#### Task objective:
Repeat all of the data precisely.

--- Begin Material for the task ---

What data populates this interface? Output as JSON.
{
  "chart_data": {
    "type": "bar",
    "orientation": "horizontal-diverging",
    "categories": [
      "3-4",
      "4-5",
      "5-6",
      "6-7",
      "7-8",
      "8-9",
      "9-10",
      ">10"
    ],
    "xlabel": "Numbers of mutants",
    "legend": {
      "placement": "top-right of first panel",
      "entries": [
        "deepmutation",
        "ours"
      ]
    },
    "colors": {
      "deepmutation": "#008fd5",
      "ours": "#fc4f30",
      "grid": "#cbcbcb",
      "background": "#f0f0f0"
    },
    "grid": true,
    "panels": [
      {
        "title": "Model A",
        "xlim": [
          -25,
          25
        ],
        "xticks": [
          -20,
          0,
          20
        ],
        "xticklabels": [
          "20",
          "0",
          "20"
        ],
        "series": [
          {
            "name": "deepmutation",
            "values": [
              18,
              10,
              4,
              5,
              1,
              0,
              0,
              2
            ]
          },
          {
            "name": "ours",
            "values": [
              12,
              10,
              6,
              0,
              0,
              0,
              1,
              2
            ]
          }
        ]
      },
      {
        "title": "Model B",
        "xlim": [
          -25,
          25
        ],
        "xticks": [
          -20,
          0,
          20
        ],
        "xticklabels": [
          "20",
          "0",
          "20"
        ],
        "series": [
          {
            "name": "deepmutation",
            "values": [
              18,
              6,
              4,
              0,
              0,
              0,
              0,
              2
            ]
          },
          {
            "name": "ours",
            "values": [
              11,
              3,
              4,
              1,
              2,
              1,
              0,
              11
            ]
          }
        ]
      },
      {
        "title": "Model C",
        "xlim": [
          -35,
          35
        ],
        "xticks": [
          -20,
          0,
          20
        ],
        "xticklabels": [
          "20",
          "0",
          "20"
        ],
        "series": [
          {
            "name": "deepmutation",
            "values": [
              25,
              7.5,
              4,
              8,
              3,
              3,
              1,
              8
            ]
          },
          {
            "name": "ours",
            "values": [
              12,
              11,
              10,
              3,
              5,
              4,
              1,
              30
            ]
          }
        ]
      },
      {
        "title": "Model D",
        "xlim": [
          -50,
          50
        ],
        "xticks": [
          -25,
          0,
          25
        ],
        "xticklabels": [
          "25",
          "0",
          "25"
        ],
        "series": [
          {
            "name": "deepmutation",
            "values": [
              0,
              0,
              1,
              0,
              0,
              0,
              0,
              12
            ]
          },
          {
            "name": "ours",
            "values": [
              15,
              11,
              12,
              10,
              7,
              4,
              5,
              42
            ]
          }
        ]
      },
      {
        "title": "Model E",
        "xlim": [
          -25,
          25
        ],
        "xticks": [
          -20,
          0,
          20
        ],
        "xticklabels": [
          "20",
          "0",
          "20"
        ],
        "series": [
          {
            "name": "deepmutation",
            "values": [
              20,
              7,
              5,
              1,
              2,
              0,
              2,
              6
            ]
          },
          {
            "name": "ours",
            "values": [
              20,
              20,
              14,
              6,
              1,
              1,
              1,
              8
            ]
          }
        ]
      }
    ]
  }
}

--- End Material for the task ---

#### Finished answer:
What data populates this interface? Output as JSON.
{
  "chart_data": {
    "type": "bar",
    "orientation": "horizontal-diverging",
    "categories": [
      "3-4",
      "4-5",
      "5-6",
      "6-7",
      "7-8",
      "8-9",
      "9-10",
      ">10"
    ],
    "xlabel": "Numbers of mutants",
    "legend": {
      "placement": "top-right of first panel",
      "entries": [
        "deepmutation",
        "ours"
      ]
    },
    "colors": {
      "deepmutation": "#008fd5",
      "ours": "#fc4f30",
      "grid": "#cbcbcb",
      "background": "#f0f0f0"
    },
    "grid": true,
    "panels": [
      {
        "title": "Model A",
        "xlim": [
          -25,
          25
        ],
        "xticks": [
          -20,
          0,
          20
        ],
        "xticklabels": [
          "20",
          "0",
          "20"
        ],
        "series": [
          {
            "name": "deepmutation",
            "values": [
              18,
              10,
              4,
              5,
              1,
              0,
              0,
              2
            ]
          },
          {
            "name": "ours",
            "values": [
              12,
              10,
              6,
              0,
              0,
              0,
              1,
              2
            ]
          }
        ]
      },
      {
        "title": "Model B",
        "xlim": [
          -25,
          25
        ],
        "xticks": [
          -20,
          0,
          20
        ],
        "xticklabels": [
          "20",
          "0",
          "20"
        ],
        "series": [
          {
            "name": "deepmutation",
            "values": [
              18,
              6,
              4,
              0,
              0,
              0,
              0,
              2
            ]
          },
          {
            "name": "ours",
            "values": [
              11,
              3,
              4,
              1,
              2,
              1,
              0,
              11
            ]
          }
        ]
      },
      {
        "title": "Model C",
        "xlim": [
          -35,
          35
        ],
        "xticks": [
          -20,
          0,
          20
        ],
        "xticklabels": [
          "20",
          "0",
          "20"
        ],
        "series": [
          {
            "name": "deepmutation",
            "values": [
              25,
              7.5,
              4,
              8,
              3,
              3,
              1,
              8
            ]
          },
          {
            "name": "ours",
            "values": [
              12,
              11,
              10,
              3,
              5,
              4,
              1,
              30
            ]
          }
        ]
      },
      {
        "title": "Model D",
        "xlim": [
          -50,
          50
        ],
        "xticks": [
          -25,
          0,
          25
        ],
        "xticklabels": [
          "25",
          "0",
          "25"
        ],
        "series": [
          {
            "name": "deepmutation",
            "values": [
              0,
              0,
              1,
              0,
              0,
              0,
              0,
              12
            ]
          },
          {
            "name": "ours",
            "values": [
              15,
              11,
              12,
              10,
              7,
              4,
              5,
              42
            ]
          }
        ]
      },
      {
        "title": "Model E",
        "xlim": [
          -25,
          25
        ],
        "xticks": [
          -20,
          0,
          20
        ],
        "xticklabels": [
          "20",
          "0",
          "20"
        ],
        "series": [
          {
            "name": "deepmutation",
            "values": [
              20,
              7,
              5,
              1,
              2,
              0,
              2,
              6
            ]
          },
          {
            "name": "ours",
            "values": [
              20,
              20,
              14,
              6,
              1,
              1,
              1,
              8
            ]
          }
        ]
      }
    ]
  }
}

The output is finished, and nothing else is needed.